**CHALLENGE**
Scan the data below and report how many lines include the word "العقار". Nothing else is wanted.

**Dataset records**
· · · · · · ·
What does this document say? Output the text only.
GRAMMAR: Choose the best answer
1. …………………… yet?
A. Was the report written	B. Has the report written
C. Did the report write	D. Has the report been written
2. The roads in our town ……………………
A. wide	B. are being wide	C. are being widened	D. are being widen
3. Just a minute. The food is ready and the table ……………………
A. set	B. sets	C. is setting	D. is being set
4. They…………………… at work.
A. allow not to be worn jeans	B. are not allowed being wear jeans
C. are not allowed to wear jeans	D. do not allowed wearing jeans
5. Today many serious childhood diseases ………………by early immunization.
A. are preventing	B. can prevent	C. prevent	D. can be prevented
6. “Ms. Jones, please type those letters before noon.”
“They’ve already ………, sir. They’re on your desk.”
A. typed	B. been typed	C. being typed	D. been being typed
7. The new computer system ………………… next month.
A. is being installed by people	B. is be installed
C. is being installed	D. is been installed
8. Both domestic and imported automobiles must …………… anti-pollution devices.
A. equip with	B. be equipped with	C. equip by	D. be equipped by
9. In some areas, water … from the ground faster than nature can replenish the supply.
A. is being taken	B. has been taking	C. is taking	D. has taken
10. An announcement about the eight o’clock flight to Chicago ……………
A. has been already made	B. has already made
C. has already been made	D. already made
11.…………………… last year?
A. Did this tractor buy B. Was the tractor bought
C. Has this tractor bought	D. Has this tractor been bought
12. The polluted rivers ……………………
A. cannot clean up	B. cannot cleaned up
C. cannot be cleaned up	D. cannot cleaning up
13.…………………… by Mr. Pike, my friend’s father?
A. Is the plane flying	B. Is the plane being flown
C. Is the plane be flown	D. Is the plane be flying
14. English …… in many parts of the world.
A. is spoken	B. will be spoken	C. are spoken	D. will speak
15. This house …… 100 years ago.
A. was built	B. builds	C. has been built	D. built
· · · · · · ·
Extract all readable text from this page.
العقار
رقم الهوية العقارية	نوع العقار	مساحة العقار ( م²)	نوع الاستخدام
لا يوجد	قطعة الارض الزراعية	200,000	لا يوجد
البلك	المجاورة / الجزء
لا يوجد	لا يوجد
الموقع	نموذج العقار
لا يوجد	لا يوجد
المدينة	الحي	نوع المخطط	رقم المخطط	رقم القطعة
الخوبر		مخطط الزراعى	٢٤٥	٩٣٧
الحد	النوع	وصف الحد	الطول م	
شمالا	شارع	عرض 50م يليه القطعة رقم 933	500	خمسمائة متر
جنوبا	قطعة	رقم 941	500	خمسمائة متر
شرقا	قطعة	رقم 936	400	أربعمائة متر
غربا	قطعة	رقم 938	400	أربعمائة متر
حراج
· · · · · · ·
**SOLUTION TO THE EXERCISE**
3